* _Exercise details_:
Copy nothing but the text: reproduce each line of the listing exactly and leave the pictures out.
========
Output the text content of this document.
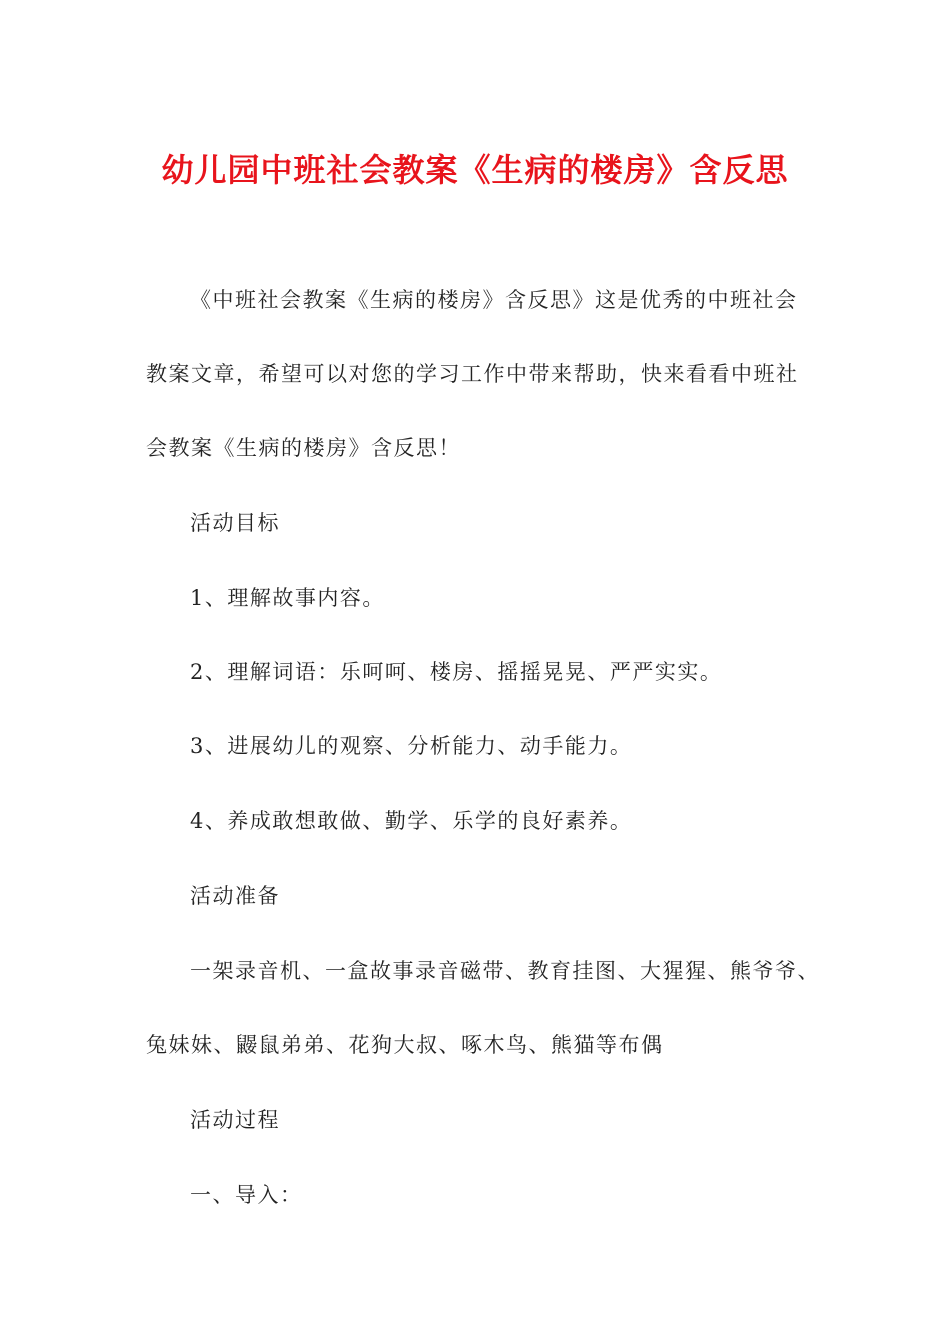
幼儿园中班社会教案《生病的楼房》含反思
《中班社会教案《生病的楼房》含反思》这是优秀的中班社会
教案文章，希望可以对您的学习工作中带来帮助，快来看看中班社
会教案《生病的楼房》含反思！
活动目标
1、理解故事内容。
2、理解词语：乐呵呵、楼房、摇摇晃晃、严严实实。
3、进展幼儿的观察、分析能力、动手能力。
4、养成敢想敢做、勤学、乐学的良好素养。
活动准备
一架录音机、一盒故事录音磁带、教育挂图、大猩猩、熊爷爷、
兔妹妹、鼹鼠弟弟、花狗大叔、啄木鸟、熊猫等布偶
活动过程
一、导入：
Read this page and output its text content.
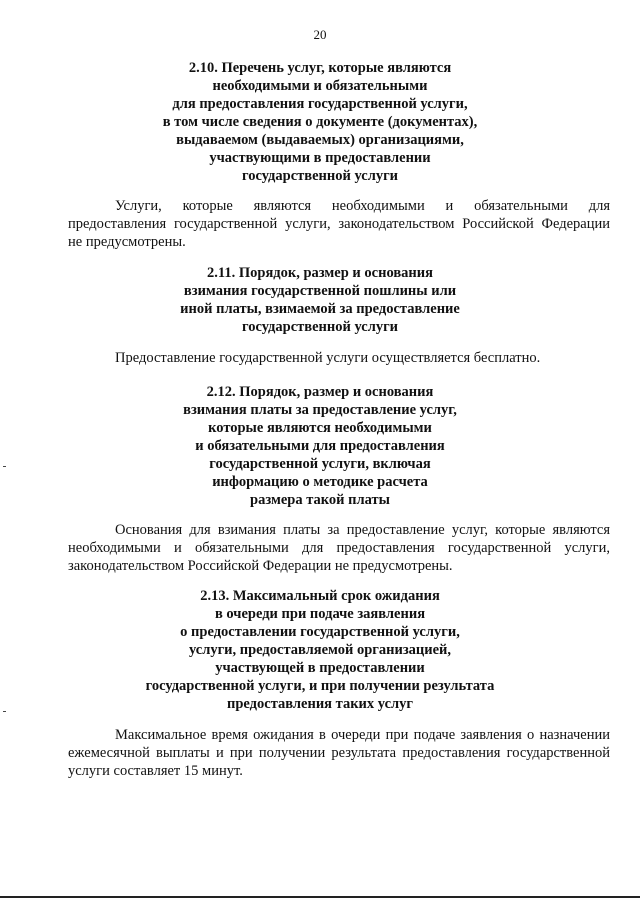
20
2.10. Перечень услуг, которые являются
необходимыми и обязательными
для предоставления государственной услуги,
в том числе сведения о документе (документах),
выдаваемом (выдаваемых) организациями,
участвующими в предоставлении
государственной услуги
Услуги, которые являются необходимыми и обязательными для
предоставления государственной услуги, законодательством Российской Федерации
не предусмотрены.
2.11. Порядок, размер и основания
взимания государственной пошлины или
иной платы, взимаемой за предоставление
государственной услуги
Предоставление государственной услуги осуществляется бесплатно.
2.12. Порядок, размер и основания
взимания платы за предоставление услуг,
которые являются необходимыми
и обязательными для предоставления
государственной услуги, включая
информацию о методике расчета
размера такой платы
Основания для взимания платы за предоставление услуг, которые являются
необходимыми и обязательными для предоставления государственной услуги,
законодательством Российской Федерации не предусмотрены.
2.13. Максимальный срок ожидания
в очереди при подаче заявления
о предоставлении государственной услуги,
услуги, предоставляемой организацией,
участвующей в предоставлении
государственной услуги, и при получении результата
предоставления таких услуг
Максимальное время ожидания в очереди при подаче заявления о назначении
ежемесячной выплаты и при получении результата предоставления государственной
услуги составляет 15 минут.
========
* _Solved exercise_:
Output the text content of this document.
幼儿园中班社会教案《生病的楼房》含反思
《中班社会教案《生病的楼房》含反思》这是优秀的中班社会
教案文章，希望可以对您的学习工作中带来帮助，快来看看中班社
会教案《生病的楼房》含反思！
活动目标
1、理解故事内容。
2、理解词语：乐呵呵、楼房、摇摇晃晃、严严实实。
3、进展幼儿的观察、分析能力、动手能力。
4、养成敢想敢做、勤学、乐学的良好素养。
活动准备
一架录音机、一盒故事录音磁带、教育挂图、大猩猩、熊爷爷、
兔妹妹、鼹鼠弟弟、花狗大叔、啄木鸟、熊猫等布偶
活动过程
一、导入：
Read this page and output its text content.
20
2.10. Перечень услуг, которые являются
необходимыми и обязательными
для предоставления государственной услуги,
в том числе сведения о документе (документах),
выдаваемом (выдаваемых) организациями,
участвующими в предоставлении
государственной услуги
Услуги, которые являются необходимыми и обязательными для
предоставления государственной услуги, законодательством Российской Федерации
не предусмотрены.
2.11. Порядок, размер и основания
взимания государственной пошлины или
иной платы, взимаемой за предоставление
государственной услуги
Предоставление государственной услуги осуществляется бесплатно.
2.12. Порядок, размер и основания
взимания платы за предоставление услуг,
которые являются необходимыми
и обязательными для предоставления
государственной услуги, включая
информацию о методике расчета
размера такой платы
Основания для взимания платы за предоставление услуг, которые являются
необходимыми и обязательными для предоставления государственной услуги,
законодательством Российской Федерации не предусмотрены.
2.13. Максимальный срок ожидания
в очереди при подаче заявления
о предоставлении государственной услуги,
услуги, предоставляемой организацией,
участвующей в предоставлении
государственной услуги, и при получении результата
предоставления таких услуг
Максимальное время ожидания в очереди при подаче заявления о назначении
ежемесячной выплаты и при получении результата предоставления государственной
услуги составляет 15 минут.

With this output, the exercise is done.